**Data extract**
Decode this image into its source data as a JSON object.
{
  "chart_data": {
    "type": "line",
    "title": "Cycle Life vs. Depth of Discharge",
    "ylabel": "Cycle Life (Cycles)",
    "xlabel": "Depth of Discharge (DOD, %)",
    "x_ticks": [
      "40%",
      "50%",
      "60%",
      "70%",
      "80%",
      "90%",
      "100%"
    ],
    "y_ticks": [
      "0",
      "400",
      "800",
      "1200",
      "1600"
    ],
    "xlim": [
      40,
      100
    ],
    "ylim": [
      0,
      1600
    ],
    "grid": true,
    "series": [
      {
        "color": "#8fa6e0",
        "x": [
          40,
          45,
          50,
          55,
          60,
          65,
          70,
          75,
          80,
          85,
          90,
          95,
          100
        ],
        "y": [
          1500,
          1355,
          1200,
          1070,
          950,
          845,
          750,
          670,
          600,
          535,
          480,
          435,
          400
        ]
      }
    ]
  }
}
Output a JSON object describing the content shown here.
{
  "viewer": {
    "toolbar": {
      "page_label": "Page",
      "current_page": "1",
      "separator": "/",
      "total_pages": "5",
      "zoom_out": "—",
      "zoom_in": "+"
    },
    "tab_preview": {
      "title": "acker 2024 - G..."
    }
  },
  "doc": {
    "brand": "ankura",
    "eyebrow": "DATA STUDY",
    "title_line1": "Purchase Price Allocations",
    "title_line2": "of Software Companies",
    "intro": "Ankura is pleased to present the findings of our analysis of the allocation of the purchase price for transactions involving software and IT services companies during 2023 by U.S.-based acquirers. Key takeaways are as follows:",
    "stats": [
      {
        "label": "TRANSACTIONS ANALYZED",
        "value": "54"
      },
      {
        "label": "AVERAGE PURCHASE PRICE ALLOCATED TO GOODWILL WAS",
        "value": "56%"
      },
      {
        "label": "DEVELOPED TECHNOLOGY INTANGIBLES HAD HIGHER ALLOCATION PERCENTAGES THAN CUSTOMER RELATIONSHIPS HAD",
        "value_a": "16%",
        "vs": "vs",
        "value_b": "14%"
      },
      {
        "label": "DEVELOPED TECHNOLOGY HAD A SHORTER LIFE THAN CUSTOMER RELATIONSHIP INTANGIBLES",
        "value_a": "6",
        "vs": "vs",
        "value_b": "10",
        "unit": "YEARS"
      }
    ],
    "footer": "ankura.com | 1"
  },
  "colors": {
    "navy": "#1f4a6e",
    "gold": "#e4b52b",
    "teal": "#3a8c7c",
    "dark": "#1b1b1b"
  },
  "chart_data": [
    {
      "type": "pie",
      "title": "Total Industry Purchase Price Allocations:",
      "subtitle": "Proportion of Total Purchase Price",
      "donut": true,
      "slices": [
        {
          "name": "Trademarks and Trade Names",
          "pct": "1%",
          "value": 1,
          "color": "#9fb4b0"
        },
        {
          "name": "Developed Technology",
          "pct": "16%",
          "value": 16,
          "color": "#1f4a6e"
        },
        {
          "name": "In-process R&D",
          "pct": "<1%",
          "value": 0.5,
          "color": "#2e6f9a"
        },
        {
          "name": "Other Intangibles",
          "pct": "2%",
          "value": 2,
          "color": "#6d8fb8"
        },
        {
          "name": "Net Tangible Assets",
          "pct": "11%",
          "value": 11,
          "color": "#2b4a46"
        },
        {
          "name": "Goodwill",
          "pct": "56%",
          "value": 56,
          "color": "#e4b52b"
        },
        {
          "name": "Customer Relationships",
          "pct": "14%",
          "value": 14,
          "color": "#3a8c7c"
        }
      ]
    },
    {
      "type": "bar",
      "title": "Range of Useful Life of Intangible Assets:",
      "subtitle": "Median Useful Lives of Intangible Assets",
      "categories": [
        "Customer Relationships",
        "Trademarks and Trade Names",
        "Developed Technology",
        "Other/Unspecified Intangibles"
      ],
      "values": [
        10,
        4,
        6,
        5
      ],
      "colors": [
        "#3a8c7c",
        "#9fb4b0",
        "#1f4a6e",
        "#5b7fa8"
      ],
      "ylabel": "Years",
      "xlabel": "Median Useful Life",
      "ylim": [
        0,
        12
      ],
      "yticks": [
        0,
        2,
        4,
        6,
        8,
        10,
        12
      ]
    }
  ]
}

**Exercise objective**
Output each record precisely as given.

**Solution to this exercise**
Decode this image into its source data as a JSON object.
{
  "chart_data": {
    "type": "line",
    "title": "Cycle Life vs. Depth of Discharge",
    "ylabel": "Cycle Life (Cycles)",
    "xlabel": "Depth of Discharge (DOD, %)",
    "x_ticks": [
      "40%",
      "50%",
      "60%",
      "70%",
      "80%",
      "90%",
      "100%"
    ],
    "y_ticks": [
      "0",
      "400",
      "800",
      "1200",
      "1600"
    ],
    "xlim": [
      40,
      100
    ],
    "ylim": [
      0,
      1600
    ],
    "grid": true,
    "series": [
      {
        "color": "#8fa6e0",
        "x": [
          40,
          45,
          50,
          55,
          60,
          65,
          70,
          75,
          80,
          85,
          90,
          95,
          100
        ],
        "y": [
          1500,
          1355,
          1200,
          1070,
          950,
          845,
          750,
          670,
          600,
          535,
          480,
          435,
          400
        ]
      }
    ]
  }
}
Output a JSON object describing the content shown here.
{
  "viewer": {
    "toolbar": {
      "page_label": "Page",
      "current_page": "1",
      "separator": "/",
      "total_pages": "5",
      "zoom_out": "—",
      "zoom_in": "+"
    },
    "tab_preview": {
      "title": "acker 2024 - G..."
    }
  },
  "doc": {
    "brand": "ankura",
    "eyebrow": "DATA STUDY",
    "title_line1": "Purchase Price Allocations",
    "title_line2": "of Software Companies",
    "intro": "Ankura is pleased to present the findings of our analysis of the allocation of the purchase price for transactions involving software and IT services companies during 2023 by U.S.-based acquirers. Key takeaways are as follows:",
    "stats": [
      {
        "label": "TRANSACTIONS ANALYZED",
        "value": "54"
      },
      {
        "label": "AVERAGE PURCHASE PRICE ALLOCATED TO GOODWILL WAS",
        "value": "56%"
      },
      {
        "label": "DEVELOPED TECHNOLOGY INTANGIBLES HAD HIGHER ALLOCATION PERCENTAGES THAN CUSTOMER RELATIONSHIPS HAD",
        "value_a": "16%",
        "vs": "vs",
        "value_b": "14%"
      },
      {
        "label": "DEVELOPED TECHNOLOGY HAD A SHORTER LIFE THAN CUSTOMER RELATIONSHIP INTANGIBLES",
        "value_a": "6",
        "vs": "vs",
        "value_b": "10",
        "unit": "YEARS"
      }
    ],
    "footer": "ankura.com | 1"
  },
  "colors": {
    "navy": "#1f4a6e",
    "gold": "#e4b52b",
    "teal": "#3a8c7c",
    "dark": "#1b1b1b"
  },
  "chart_data": [
    {
      "type": "pie",
      "title": "Total Industry Purchase Price Allocations:",
      "subtitle": "Proportion of Total Purchase Price",
      "donut": true,
      "slices": [
        {
          "name": "Trademarks and Trade Names",
          "pct": "1%",
          "value": 1,
          "color": "#9fb4b0"
        },
        {
          "name": "Developed Technology",
          "pct": "16%",
          "value": 16,
          "color": "#1f4a6e"
        },
        {
          "name": "In-process R&D",
          "pct": "<1%",
          "value": 0.5,
          "color": "#2e6f9a"
        },
        {
          "name": "Other Intangibles",
          "pct": "2%",
          "value": 2,
          "color": "#6d8fb8"
        },
        {
          "name": "Net Tangible Assets",
          "pct": "11%",
          "value": 11,
          "color": "#2b4a46"
        },
        {
          "name": "Goodwill",
          "pct": "56%",
          "value": 56,
          "color": "#e4b52b"
        },
        {
          "name": "Customer Relationships",
          "pct": "14%",
          "value": 14,
          "color": "#3a8c7c"
        }
      ]
    },
    {
      "type": "bar",
      "title": "Range of Useful Life of Intangible Assets:",
      "subtitle": "Median Useful Lives of Intangible Assets",
      "categories": [
        "Customer Relationships",
        "Trademarks and Trade Names",
        "Developed Technology",
        "Other/Unspecified Intangibles"
      ],
      "values": [
        10,
        4,
        6,
        5
      ],
      "colors": [
        "#3a8c7c",
        "#9fb4b0",
        "#1f4a6e",
        "#5b7fa8"
      ],
      "ylabel": "Years",
      "xlabel": "Median Useful Life",
      "ylim": [
        0,
        12
      ],
      "yticks": [
        0,
        2,
        4,
        6,
        8,
        10,
        12
      ]
    }
  ]
}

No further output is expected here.